▶ [GIVEN DATA]:
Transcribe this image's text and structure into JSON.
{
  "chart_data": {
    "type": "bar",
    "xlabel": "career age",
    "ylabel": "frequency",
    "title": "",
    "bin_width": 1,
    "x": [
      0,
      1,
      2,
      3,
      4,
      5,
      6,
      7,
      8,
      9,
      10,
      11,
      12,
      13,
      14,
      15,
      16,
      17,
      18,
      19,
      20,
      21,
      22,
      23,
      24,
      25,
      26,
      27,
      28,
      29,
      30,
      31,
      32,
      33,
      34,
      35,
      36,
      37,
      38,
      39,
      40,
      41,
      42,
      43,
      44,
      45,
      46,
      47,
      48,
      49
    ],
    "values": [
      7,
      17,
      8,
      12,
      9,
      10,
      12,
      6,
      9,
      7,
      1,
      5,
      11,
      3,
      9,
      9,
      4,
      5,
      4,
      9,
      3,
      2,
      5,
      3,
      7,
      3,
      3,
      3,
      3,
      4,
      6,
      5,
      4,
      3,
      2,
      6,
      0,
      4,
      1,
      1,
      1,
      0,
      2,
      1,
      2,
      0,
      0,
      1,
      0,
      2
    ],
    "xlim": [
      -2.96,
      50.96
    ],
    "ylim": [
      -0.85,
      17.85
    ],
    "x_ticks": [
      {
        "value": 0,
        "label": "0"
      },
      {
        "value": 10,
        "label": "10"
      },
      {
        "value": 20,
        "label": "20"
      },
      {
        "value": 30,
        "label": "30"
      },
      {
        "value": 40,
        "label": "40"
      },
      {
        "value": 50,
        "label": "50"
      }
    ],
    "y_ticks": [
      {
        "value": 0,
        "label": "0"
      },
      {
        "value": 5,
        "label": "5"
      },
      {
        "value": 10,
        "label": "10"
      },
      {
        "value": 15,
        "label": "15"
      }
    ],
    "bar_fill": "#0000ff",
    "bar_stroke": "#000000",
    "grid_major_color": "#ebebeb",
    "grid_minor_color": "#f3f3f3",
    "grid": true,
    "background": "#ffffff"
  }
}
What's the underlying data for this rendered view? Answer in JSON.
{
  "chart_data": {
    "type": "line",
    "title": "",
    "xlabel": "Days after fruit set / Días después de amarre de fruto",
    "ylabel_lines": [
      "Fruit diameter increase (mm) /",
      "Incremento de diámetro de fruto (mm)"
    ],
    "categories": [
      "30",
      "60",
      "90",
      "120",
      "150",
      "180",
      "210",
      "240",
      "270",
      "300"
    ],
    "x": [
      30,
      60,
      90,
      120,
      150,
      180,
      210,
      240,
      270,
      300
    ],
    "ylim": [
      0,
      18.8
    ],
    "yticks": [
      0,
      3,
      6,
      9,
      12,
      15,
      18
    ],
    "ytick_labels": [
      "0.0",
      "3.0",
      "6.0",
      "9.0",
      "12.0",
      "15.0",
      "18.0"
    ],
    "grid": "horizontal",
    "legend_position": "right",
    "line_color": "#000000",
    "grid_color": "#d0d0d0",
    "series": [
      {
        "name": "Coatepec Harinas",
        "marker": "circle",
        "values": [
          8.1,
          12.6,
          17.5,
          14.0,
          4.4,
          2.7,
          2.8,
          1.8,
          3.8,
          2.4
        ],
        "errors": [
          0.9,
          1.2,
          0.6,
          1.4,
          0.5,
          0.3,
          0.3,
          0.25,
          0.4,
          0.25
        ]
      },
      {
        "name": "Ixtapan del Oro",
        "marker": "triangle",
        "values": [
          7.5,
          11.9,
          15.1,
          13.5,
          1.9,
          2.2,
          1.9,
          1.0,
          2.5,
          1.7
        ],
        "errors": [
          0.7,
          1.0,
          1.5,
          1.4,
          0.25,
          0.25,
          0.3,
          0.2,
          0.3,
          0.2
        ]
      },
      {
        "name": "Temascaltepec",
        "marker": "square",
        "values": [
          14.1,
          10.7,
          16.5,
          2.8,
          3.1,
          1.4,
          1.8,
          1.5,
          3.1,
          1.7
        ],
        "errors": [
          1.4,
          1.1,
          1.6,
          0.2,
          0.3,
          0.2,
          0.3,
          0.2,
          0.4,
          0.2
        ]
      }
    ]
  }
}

▶ [INSTRUCTION]:
Return every line exactly.

▶ [WRITTEN RESPONSE]:
Transcribe this image's text and structure into JSON.
{
  "chart_data": {
    "type": "bar",
    "xlabel": "career age",
    "ylabel": "frequency",
    "title": "",
    "bin_width": 1,
    "x": [
      0,
      1,
      2,
      3,
      4,
      5,
      6,
      7,
      8,
      9,
      10,
      11,
      12,
      13,
      14,
      15,
      16,
      17,
      18,
      19,
      20,
      21,
      22,
      23,
      24,
      25,
      26,
      27,
      28,
      29,
      30,
      31,
      32,
      33,
      34,
      35,
      36,
      37,
      38,
      39,
      40,
      41,
      42,
      43,
      44,
      45,
      46,
      47,
      48,
      49
    ],
    "values": [
      7,
      17,
      8,
      12,
      9,
      10,
      12,
      6,
      9,
      7,
      1,
      5,
      11,
      3,
      9,
      9,
      4,
      5,
      4,
      9,
      3,
      2,
      5,
      3,
      7,
      3,
      3,
      3,
      3,
      4,
      6,
      5,
      4,
      3,
      2,
      6,
      0,
      4,
      1,
      1,
      1,
      0,
      2,
      1,
      2,
      0,
      0,
      1,
      0,
      2
    ],
    "xlim": [
      -2.96,
      50.96
    ],
    "ylim": [
      -0.85,
      17.85
    ],
    "x_ticks": [
      {
        "value": 0,
        "label": "0"
      },
      {
        "value": 10,
        "label": "10"
      },
      {
        "value": 20,
        "label": "20"
      },
      {
        "value": 30,
        "label": "30"
      },
      {
        "value": 40,
        "label": "40"
      },
      {
        "value": 50,
        "label": "50"
      }
    ],
    "y_ticks": [
      {
        "value": 0,
        "label": "0"
      },
      {
        "value": 5,
        "label": "5"
      },
      {
        "value": 10,
        "label": "10"
      },
      {
        "value": 15,
        "label": "15"
      }
    ],
    "bar_fill": "#0000ff",
    "bar_stroke": "#000000",
    "grid_major_color": "#ebebeb",
    "grid_minor_color": "#f3f3f3",
    "grid": true,
    "background": "#ffffff"
  }
}
What's the underlying data for this rendered view? Answer in JSON.
{
  "chart_data": {
    "type": "line",
    "title": "",
    "xlabel": "Days after fruit set / Días después de amarre de fruto",
    "ylabel_lines": [
      "Fruit diameter increase (mm) /",
      "Incremento de diámetro de fruto (mm)"
    ],
    "categories": [
      "30",
      "60",
      "90",
      "120",
      "150",
      "180",
      "210",
      "240",
      "270",
      "300"
    ],
    "x": [
      30,
      60,
      90,
      120,
      150,
      180,
      210,
      240,
      270,
      300
    ],
    "ylim": [
      0,
      18.8
    ],
    "yticks": [
      0,
      3,
      6,
      9,
      12,
      15,
      18
    ],
    "ytick_labels": [
      "0.0",
      "3.0",
      "6.0",
      "9.0",
      "12.0",
      "15.0",
      "18.0"
    ],
    "grid": "horizontal",
    "legend_position": "right",
    "line_color": "#000000",
    "grid_color": "#d0d0d0",
    "series": [
      {
        "name": "Coatepec Harinas",
        "marker": "circle",
        "values": [
          8.1,
          12.6,
          17.5,
          14.0,
          4.4,
          2.7,
          2.8,
          1.8,
          3.8,
          2.4
        ],
        "errors": [
          0.9,
          1.2,
          0.6,
          1.4,
          0.5,
          0.3,
          0.3,
          0.25,
          0.4,
          0.25
        ]
      },
      {
        "name": "Ixtapan del Oro",
        "marker": "triangle",
        "values": [
          7.5,
          11.9,
          15.1,
          13.5,
          1.9,
          2.2,
          1.9,
          1.0,
          2.5,
          1.7
        ],
        "errors": [
          0.7,
          1.0,
          1.5,
          1.4,
          0.25,
          0.25,
          0.3,
          0.2,
          0.3,
          0.2
        ]
      },
      {
        "name": "Temascaltepec",
        "marker": "square",
        "values": [
          14.1,
          10.7,
          16.5,
          2.8,
          3.1,
          1.4,
          1.8,
          1.5,
          3.1,
          1.7
        ],
        "errors": [
          1.4,
          1.1,
          1.6,
          0.2,
          0.3,
          0.2,
          0.3,
          0.2,
          0.4,
          0.2
        ]
      }
    ]
  }
}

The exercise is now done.